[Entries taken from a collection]
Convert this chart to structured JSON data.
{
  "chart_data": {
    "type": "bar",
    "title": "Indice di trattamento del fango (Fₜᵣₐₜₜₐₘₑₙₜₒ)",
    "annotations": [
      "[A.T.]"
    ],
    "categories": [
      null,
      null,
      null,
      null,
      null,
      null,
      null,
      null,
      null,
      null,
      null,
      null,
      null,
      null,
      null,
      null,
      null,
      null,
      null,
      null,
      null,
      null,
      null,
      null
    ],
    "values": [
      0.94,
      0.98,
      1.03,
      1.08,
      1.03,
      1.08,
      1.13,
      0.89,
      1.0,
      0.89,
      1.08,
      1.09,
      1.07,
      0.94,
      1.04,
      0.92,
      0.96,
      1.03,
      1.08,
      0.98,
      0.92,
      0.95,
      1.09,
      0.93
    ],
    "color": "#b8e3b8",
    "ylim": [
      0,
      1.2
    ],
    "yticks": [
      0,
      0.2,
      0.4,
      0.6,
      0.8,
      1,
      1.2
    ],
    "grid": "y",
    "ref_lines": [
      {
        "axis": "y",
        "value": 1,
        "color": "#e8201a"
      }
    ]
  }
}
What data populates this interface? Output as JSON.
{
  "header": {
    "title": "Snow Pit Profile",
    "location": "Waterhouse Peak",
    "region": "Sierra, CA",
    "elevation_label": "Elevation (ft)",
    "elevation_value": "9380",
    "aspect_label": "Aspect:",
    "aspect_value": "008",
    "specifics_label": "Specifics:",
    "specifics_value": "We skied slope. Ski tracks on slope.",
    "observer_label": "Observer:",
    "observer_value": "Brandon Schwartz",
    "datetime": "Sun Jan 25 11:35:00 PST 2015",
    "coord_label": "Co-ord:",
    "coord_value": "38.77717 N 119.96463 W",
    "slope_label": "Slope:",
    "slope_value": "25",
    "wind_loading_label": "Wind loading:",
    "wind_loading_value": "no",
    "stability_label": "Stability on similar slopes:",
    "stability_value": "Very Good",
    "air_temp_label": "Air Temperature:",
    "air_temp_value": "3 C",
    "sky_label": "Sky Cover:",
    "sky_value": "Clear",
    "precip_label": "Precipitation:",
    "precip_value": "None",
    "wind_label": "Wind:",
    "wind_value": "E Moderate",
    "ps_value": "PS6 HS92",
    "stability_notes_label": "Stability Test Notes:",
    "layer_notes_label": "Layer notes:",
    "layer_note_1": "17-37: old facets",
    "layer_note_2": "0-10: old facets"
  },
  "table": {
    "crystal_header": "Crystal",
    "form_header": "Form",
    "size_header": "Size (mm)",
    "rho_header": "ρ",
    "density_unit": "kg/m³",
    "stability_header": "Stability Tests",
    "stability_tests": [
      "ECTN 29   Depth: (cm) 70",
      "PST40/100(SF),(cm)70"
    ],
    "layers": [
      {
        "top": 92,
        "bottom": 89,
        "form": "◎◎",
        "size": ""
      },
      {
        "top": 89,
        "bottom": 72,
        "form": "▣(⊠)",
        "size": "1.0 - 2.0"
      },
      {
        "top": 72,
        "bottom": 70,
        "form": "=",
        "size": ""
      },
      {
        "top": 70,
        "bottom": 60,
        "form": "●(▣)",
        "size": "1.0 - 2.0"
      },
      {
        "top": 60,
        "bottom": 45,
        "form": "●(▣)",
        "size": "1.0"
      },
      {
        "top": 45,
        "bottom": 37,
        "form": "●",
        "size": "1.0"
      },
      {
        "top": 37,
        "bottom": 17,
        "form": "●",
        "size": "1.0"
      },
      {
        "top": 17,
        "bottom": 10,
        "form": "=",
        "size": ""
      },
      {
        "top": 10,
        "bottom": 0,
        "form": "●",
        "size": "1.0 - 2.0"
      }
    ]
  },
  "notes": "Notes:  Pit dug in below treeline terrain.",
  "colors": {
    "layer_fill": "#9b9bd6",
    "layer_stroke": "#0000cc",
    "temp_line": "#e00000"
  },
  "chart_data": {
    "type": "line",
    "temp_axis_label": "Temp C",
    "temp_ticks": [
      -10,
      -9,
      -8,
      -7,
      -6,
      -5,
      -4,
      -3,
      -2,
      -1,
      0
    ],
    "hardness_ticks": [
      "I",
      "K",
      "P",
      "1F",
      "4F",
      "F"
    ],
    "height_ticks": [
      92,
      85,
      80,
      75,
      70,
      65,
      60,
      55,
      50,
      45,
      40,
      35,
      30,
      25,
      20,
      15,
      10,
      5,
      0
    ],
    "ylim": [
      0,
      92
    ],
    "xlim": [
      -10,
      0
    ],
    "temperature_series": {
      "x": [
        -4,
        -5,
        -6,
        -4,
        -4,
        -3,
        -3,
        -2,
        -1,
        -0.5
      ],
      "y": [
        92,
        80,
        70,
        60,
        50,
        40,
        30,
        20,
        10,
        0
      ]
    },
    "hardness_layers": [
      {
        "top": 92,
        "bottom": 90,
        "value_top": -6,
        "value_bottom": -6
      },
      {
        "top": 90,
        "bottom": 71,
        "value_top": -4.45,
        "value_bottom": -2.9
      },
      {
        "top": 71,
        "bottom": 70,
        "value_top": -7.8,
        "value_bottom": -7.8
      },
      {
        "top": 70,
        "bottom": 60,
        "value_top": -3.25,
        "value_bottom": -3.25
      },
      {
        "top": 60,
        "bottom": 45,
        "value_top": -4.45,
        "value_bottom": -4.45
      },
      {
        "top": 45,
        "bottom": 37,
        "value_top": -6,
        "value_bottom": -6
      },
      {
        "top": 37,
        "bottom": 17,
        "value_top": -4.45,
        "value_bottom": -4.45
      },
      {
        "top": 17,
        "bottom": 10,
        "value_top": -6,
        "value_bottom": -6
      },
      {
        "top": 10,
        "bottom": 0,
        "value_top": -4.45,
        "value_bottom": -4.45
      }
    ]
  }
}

Stated problem: Make a copy of each line that contains the string "facets".

Written answer:
    "layer_note_1": "17-37: old facets",
    "layer_note_2": "0-10: old facets"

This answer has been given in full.